**What this task involves**: Reproduce the entire listing word for word.

**Listed records**:

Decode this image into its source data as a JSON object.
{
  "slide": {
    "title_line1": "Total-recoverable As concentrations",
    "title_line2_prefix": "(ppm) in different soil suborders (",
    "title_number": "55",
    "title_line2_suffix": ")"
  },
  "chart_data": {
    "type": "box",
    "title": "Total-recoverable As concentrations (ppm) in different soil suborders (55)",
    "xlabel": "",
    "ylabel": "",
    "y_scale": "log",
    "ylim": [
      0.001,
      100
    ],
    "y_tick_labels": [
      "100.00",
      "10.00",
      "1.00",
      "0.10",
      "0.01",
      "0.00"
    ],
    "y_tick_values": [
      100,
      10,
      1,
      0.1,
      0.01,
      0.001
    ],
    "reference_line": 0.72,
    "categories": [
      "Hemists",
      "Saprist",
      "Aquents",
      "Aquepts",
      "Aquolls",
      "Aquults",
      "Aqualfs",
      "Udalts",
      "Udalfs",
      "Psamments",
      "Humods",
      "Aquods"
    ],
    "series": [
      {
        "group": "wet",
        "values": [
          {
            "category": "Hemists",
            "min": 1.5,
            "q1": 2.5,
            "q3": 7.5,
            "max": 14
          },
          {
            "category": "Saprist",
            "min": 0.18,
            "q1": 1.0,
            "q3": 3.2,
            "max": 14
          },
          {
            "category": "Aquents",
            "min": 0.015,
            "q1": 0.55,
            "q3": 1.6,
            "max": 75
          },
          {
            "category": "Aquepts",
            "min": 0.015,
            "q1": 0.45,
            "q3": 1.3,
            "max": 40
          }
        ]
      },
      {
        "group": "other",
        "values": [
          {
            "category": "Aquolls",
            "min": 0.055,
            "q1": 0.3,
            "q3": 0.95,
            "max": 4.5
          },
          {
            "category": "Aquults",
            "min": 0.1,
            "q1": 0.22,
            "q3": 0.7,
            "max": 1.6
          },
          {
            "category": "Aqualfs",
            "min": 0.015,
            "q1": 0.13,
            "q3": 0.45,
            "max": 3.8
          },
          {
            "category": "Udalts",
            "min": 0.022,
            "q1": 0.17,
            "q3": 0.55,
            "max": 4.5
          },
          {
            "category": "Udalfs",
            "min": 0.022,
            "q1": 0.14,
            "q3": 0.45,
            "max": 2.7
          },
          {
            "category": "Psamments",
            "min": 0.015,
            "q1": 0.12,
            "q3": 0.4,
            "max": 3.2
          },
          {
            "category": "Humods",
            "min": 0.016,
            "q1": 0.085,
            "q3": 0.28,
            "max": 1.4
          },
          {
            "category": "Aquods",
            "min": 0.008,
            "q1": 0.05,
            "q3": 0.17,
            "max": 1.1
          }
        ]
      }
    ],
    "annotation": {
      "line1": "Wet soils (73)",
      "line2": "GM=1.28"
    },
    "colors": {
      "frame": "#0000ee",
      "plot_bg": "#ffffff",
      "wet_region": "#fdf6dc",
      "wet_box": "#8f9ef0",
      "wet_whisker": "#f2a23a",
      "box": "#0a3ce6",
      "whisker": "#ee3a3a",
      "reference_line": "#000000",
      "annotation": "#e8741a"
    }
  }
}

**Complete response**:
Decode this image into its source data as a JSON object.
{
  "slide": {
    "title_line1": "Total-recoverable As concentrations",
    "title_line2_prefix": "(ppm) in different soil suborders (",
    "title_number": "55",
    "title_line2_suffix": ")"
  },
  "chart_data": {
    "type": "box",
    "title": "Total-recoverable As concentrations (ppm) in different soil suborders (55)",
    "xlabel": "",
    "ylabel": "",
    "y_scale": "log",
    "ylim": [
      0.001,
      100
    ],
    "y_tick_labels": [
      "100.00",
      "10.00",
      "1.00",
      "0.10",
      "0.01",
      "0.00"
    ],
    "y_tick_values": [
      100,
      10,
      1,
      0.1,
      0.01,
      0.001
    ],
    "reference_line": 0.72,
    "categories": [
      "Hemists",
      "Saprist",
      "Aquents",
      "Aquepts",
      "Aquolls",
      "Aquults",
      "Aqualfs",
      "Udalts",
      "Udalfs",
      "Psamments",
      "Humods",
      "Aquods"
    ],
    "series": [
      {
        "group": "wet",
        "values": [
          {
            "category": "Hemists",
            "min": 1.5,
            "q1": 2.5,
            "q3": 7.5,
            "max": 14
          },
          {
            "category": "Saprist",
            "min": 0.18,
            "q1": 1.0,
            "q3": 3.2,
            "max": 14
          },
          {
            "category": "Aquents",
            "min": 0.015,
            "q1": 0.55,
            "q3": 1.6,
            "max": 75
          },
          {
            "category": "Aquepts",
            "min": 0.015,
            "q1": 0.45,
            "q3": 1.3,
            "max": 40
          }
        ]
      },
      {
        "group": "other",
        "values": [
          {
            "category": "Aquolls",
            "min": 0.055,
            "q1": 0.3,
            "q3": 0.95,
            "max": 4.5
          },
          {
            "category": "Aquults",
            "min": 0.1,
            "q1": 0.22,
            "q3": 0.7,
            "max": 1.6
          },
          {
            "category": "Aqualfs",
            "min": 0.015,
            "q1": 0.13,
            "q3": 0.45,
            "max": 3.8
          },
          {
            "category": "Udalts",
            "min": 0.022,
            "q1": 0.17,
            "q3": 0.55,
            "max": 4.5
          },
          {
            "category": "Udalfs",
            "min": 0.022,
            "q1": 0.14,
            "q3": 0.45,
            "max": 2.7
          },
          {
            "category": "Psamments",
            "min": 0.015,
            "q1": 0.12,
            "q3": 0.4,
            "max": 3.2
          },
          {
            "category": "Humods",
            "min": 0.016,
            "q1": 0.085,
            "q3": 0.28,
            "max": 1.4
          },
          {
            "category": "Aquods",
            "min": 0.008,
            "q1": 0.05,
            "q3": 0.17,
            "max": 1.1
          }
        ]
      }
    ],
    "annotation": {
      "line1": "Wet soils (73)",
      "line2": "GM=1.28"
    },
    "colors": {
      "frame": "#0000ee",
      "plot_bg": "#ffffff",
      "wet_region": "#fdf6dc",
      "wet_box": "#8f9ef0",
      "wet_whisker": "#f2a23a",
      "box": "#0a3ce6",
      "whisker": "#ee3a3a",
      "reference_line": "#000000",
      "annotation": "#e8741a"
    }
  }
}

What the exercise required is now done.